* BEGIN EXCERPTED DATA *
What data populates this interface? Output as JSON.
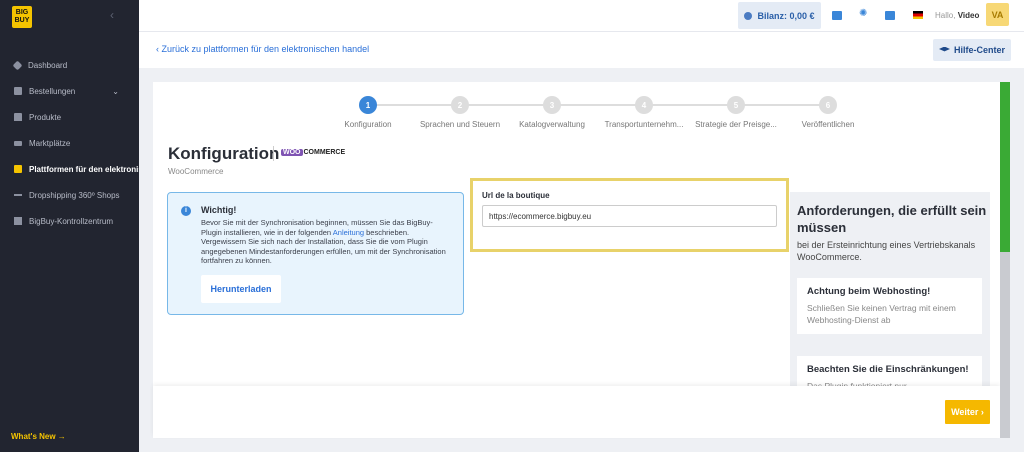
{
  "sidebar": {
    "logo": "BIG BUY",
    "items": [
      {
        "label": "Dashboard",
        "icon": "dashboard-icon"
      },
      {
        "label": "Bestellungen",
        "icon": "orders-icon",
        "has_submenu": true
      },
      {
        "label": "Produkte",
        "icon": "products-icon"
      },
      {
        "label": "Marktplätze",
        "icon": "marketplace-icon"
      },
      {
        "label": "Plattformen für den elektronischen handel",
        "icon": "platform-icon",
        "active": true
      },
      {
        "label": "Dropshipping 360º Shops",
        "icon": "shops-icon"
      },
      {
        "label": "BigBuy-Kontrollzentrum",
        "icon": "control-center-icon"
      }
    ],
    "whats_new": "What's New →"
  },
  "topbar": {
    "balance": "Bilanz: 0,00 €",
    "hello": "Hallo,",
    "user": "Video",
    "avatar": "VA"
  },
  "subheader": {
    "back_link": "Zurück zu plattformen für den elektronischen handel",
    "help": "Hilfe-Center"
  },
  "steps": [
    {
      "num": "1",
      "label": "Konfiguration",
      "active": true
    },
    {
      "num": "2",
      "label": "Sprachen und Steuern"
    },
    {
      "num": "3",
      "label": "Katalogverwaltung"
    },
    {
      "num": "4",
      "label": "Transportunternehm..."
    },
    {
      "num": "5",
      "label": "Strategie der Preisge..."
    },
    {
      "num": "6",
      "label": "Veröffentlichen"
    }
  ],
  "page": {
    "title": "Konfiguration",
    "woo_logo_a": "WOO",
    "woo_logo_b": "COMMERCE",
    "subtitle": "WooCommerce"
  },
  "info": {
    "title": "Wichtig!",
    "text_before_link": "Bevor Sie mit der Synchronisation beginnen, müssen Sie das BigBuy-Plugin installieren, wie in der folgenden ",
    "link": "Anleitung",
    "text_after_link": " beschrieben. Vergewissern Sie sich nach der Installation, dass Sie die vom Plugin angegebenen Mindestanforderungen erfüllen, um mit der Synchronisation fortfahren zu können.",
    "download": "Herunterladen"
  },
  "url_field": {
    "label": "Url de la boutique",
    "value": "https://ecommerce.bigbuy.eu"
  },
  "requirements": {
    "title": "Anforderungen, die erfüllt sein müssen",
    "subtitle": "bei der Ersteinrichtung eines Vertriebskanals WooCommerce.",
    "cards": [
      {
        "title": "Achtung beim Webhosting!",
        "text": "Schließen Sie keinen Vertrag mit einem Webhosting-Dienst ab"
      },
      {
        "title": "Beachten Sie die Einschränkungen!",
        "text": "Das Plugin funktioniert nur"
      }
    ]
  },
  "footer": {
    "next": "Weiter ›"
  }
}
* END EXCERPTED DATA *
**TASK GOAL**
Report the number of lines that include the string "true"; return nothing but the count.

**FINISHED EXERCISE**
3